# Start of Data provided

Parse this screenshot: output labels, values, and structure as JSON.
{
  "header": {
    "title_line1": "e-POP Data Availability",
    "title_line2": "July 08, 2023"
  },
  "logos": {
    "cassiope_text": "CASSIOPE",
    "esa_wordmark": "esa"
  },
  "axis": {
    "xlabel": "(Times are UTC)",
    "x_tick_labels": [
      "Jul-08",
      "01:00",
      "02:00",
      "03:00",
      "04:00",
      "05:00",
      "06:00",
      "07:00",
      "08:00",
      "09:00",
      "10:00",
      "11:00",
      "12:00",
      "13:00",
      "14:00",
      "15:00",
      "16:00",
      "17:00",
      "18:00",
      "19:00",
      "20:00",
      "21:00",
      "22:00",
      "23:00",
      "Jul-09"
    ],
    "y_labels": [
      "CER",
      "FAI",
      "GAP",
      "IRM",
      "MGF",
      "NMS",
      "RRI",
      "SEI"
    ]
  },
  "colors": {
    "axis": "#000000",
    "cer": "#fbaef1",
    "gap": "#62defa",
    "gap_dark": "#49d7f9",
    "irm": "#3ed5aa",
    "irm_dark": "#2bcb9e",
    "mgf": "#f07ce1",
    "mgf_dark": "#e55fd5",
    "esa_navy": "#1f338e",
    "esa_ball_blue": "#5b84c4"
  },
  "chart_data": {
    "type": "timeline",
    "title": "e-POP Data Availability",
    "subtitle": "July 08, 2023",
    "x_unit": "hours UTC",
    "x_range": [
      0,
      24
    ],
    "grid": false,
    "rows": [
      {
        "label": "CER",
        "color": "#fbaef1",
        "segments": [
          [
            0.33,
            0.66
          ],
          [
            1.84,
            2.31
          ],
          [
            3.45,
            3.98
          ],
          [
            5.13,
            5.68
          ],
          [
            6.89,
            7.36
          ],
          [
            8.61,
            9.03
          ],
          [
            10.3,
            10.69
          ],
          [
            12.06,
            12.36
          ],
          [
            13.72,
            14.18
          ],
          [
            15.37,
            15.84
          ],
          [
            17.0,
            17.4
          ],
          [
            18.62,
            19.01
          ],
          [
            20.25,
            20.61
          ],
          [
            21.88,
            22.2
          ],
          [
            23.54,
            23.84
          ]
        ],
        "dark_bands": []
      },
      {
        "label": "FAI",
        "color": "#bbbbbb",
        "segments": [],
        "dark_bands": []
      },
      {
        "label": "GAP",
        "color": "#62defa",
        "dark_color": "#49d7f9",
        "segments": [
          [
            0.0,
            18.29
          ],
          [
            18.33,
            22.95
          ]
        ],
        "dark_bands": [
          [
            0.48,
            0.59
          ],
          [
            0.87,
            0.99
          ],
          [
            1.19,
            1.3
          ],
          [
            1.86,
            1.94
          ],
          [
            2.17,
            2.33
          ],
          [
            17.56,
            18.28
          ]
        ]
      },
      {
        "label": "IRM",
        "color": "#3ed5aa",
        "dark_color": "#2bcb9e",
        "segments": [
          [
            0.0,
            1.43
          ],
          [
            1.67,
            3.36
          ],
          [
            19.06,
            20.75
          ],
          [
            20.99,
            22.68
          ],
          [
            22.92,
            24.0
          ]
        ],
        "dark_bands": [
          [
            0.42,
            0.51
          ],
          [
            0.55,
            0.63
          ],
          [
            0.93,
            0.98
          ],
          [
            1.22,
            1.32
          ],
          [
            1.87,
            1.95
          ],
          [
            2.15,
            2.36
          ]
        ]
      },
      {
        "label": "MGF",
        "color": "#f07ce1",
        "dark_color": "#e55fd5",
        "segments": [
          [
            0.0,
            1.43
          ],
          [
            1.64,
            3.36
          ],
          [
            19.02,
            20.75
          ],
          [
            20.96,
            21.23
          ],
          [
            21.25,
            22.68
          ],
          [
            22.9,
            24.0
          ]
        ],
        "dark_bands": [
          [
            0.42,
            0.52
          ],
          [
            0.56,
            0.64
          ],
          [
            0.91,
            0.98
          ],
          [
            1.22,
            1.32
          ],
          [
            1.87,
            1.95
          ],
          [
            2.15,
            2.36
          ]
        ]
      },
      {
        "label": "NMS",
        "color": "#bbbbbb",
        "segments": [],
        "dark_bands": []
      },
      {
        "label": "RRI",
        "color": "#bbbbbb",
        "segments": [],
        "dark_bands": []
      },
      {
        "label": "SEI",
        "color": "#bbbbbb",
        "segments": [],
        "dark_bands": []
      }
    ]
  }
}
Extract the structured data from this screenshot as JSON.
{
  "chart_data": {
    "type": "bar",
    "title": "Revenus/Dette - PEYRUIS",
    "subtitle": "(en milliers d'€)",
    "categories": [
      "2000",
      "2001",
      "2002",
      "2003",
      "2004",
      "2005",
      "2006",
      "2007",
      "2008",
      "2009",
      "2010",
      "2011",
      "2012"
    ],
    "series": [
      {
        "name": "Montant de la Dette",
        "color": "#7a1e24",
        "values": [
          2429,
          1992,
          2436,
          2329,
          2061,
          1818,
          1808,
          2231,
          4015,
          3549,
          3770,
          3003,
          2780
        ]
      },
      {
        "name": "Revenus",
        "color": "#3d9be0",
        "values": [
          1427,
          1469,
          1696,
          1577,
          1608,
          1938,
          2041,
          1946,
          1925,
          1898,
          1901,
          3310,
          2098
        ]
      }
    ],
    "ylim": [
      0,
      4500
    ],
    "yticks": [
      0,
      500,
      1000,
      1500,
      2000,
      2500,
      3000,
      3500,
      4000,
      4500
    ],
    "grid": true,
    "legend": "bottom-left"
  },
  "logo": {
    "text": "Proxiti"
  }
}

# End of Data provided

Written instruction:
Reproduce the listing in full. Keep it exactly as written.

Exercise result:
Parse this screenshot: output labels, values, and structure as JSON.
{
  "header": {
    "title_line1": "e-POP Data Availability",
    "title_line2": "July 08, 2023"
  },
  "logos": {
    "cassiope_text": "CASSIOPE",
    "esa_wordmark": "esa"
  },
  "axis": {
    "xlabel": "(Times are UTC)",
    "x_tick_labels": [
      "Jul-08",
      "01:00",
      "02:00",
      "03:00",
      "04:00",
      "05:00",
      "06:00",
      "07:00",
      "08:00",
      "09:00",
      "10:00",
      "11:00",
      "12:00",
      "13:00",
      "14:00",
      "15:00",
      "16:00",
      "17:00",
      "18:00",
      "19:00",
      "20:00",
      "21:00",
      "22:00",
      "23:00",
      "Jul-09"
    ],
    "y_labels": [
      "CER",
      "FAI",
      "GAP",
      "IRM",
      "MGF",
      "NMS",
      "RRI",
      "SEI"
    ]
  },
  "colors": {
    "axis": "#000000",
    "cer": "#fbaef1",
    "gap": "#62defa",
    "gap_dark": "#49d7f9",
    "irm": "#3ed5aa",
    "irm_dark": "#2bcb9e",
    "mgf": "#f07ce1",
    "mgf_dark": "#e55fd5",
    "esa_navy": "#1f338e",
    "esa_ball_blue": "#5b84c4"
  },
  "chart_data": {
    "type": "timeline",
    "title": "e-POP Data Availability",
    "subtitle": "July 08, 2023",
    "x_unit": "hours UTC",
    "x_range": [
      0,
      24
    ],
    "grid": false,
    "rows": [
      {
        "label": "CER",
        "color": "#fbaef1",
        "segments": [
          [
            0.33,
            0.66
          ],
          [
            1.84,
            2.31
          ],
          [
            3.45,
            3.98
          ],
          [
            5.13,
            5.68
          ],
          [
            6.89,
            7.36
          ],
          [
            8.61,
            9.03
          ],
          [
            10.3,
            10.69
          ],
          [
            12.06,
            12.36
          ],
          [
            13.72,
            14.18
          ],
          [
            15.37,
            15.84
          ],
          [
            17.0,
            17.4
          ],
          [
            18.62,
            19.01
          ],
          [
            20.25,
            20.61
          ],
          [
            21.88,
            22.2
          ],
          [
            23.54,
            23.84
          ]
        ],
        "dark_bands": []
      },
      {
        "label": "FAI",
        "color": "#bbbbbb",
        "segments": [],
        "dark_bands": []
      },
      {
        "label": "GAP",
        "color": "#62defa",
        "dark_color": "#49d7f9",
        "segments": [
          [
            0.0,
            18.29
          ],
          [
            18.33,
            22.95
          ]
        ],
        "dark_bands": [
          [
            0.48,
            0.59
          ],
          [
            0.87,
            0.99
          ],
          [
            1.19,
            1.3
          ],
          [
            1.86,
            1.94
          ],
          [
            2.17,
            2.33
          ],
          [
            17.56,
            18.28
          ]
        ]
      },
      {
        "label": "IRM",
        "color": "#3ed5aa",
        "dark_color": "#2bcb9e",
        "segments": [
          [
            0.0,
            1.43
          ],
          [
            1.67,
            3.36
          ],
          [
            19.06,
            20.75
          ],
          [
            20.99,
            22.68
          ],
          [
            22.92,
            24.0
          ]
        ],
        "dark_bands": [
          [
            0.42,
            0.51
          ],
          [
            0.55,
            0.63
          ],
          [
            0.93,
            0.98
          ],
          [
            1.22,
            1.32
          ],
          [
            1.87,
            1.95
          ],
          [
            2.15,
            2.36
          ]
        ]
      },
      {
        "label": "MGF",
        "color": "#f07ce1",
        "dark_color": "#e55fd5",
        "segments": [
          [
            0.0,
            1.43
          ],
          [
            1.64,
            3.36
          ],
          [
            19.02,
            20.75
          ],
          [
            20.96,
            21.23
          ],
          [
            21.25,
            22.68
          ],
          [
            22.9,
            24.0
          ]
        ],
        "dark_bands": [
          [
            0.42,
            0.52
          ],
          [
            0.56,
            0.64
          ],
          [
            0.91,
            0.98
          ],
          [
            1.22,
            1.32
          ],
          [
            1.87,
            1.95
          ],
          [
            2.15,
            2.36
          ]
        ]
      },
      {
        "label": "NMS",
        "color": "#bbbbbb",
        "segments": [],
        "dark_bands": []
      },
      {
        "label": "RRI",
        "color": "#bbbbbb",
        "segments": [],
        "dark_bands": []
      },
      {
        "label": "SEI",
        "color": "#bbbbbb",
        "segments": [],
        "dark_bands": []
      }
    ]
  }
}
Extract the structured data from this screenshot as JSON.
{
  "chart_data": {
    "type": "bar",
    "title": "Revenus/Dette - PEYRUIS",
    "subtitle": "(en milliers d'€)",
    "categories": [
      "2000",
      "2001",
      "2002",
      "2003",
      "2004",
      "2005",
      "2006",
      "2007",
      "2008",
      "2009",
      "2010",
      "2011",
      "2012"
    ],
    "series": [
      {
        "name": "Montant de la Dette",
        "color": "#7a1e24",
        "values": [
          2429,
          1992,
          2436,
          2329,
          2061,
          1818,
          1808,
          2231,
          4015,
          3549,
          3770,
          3003,
          2780
        ]
      },
      {
        "name": "Revenus",
        "color": "#3d9be0",
        "values": [
          1427,
          1469,
          1696,
          1577,
          1608,
          1938,
          2041,
          1946,
          1925,
          1898,
          1901,
          3310,
          2098
        ]
      }
    ],
    "ylim": [
      0,
      4500
    ],
    "yticks": [
      0,
      500,
      1000,
      1500,
      2000,
      2500,
      3000,
      3500,
      4000,
      4500
    ],
    "grid": true,
    "legend": "bottom-left"
  },
  "logo": {
    "text": "Proxiti"
  }
}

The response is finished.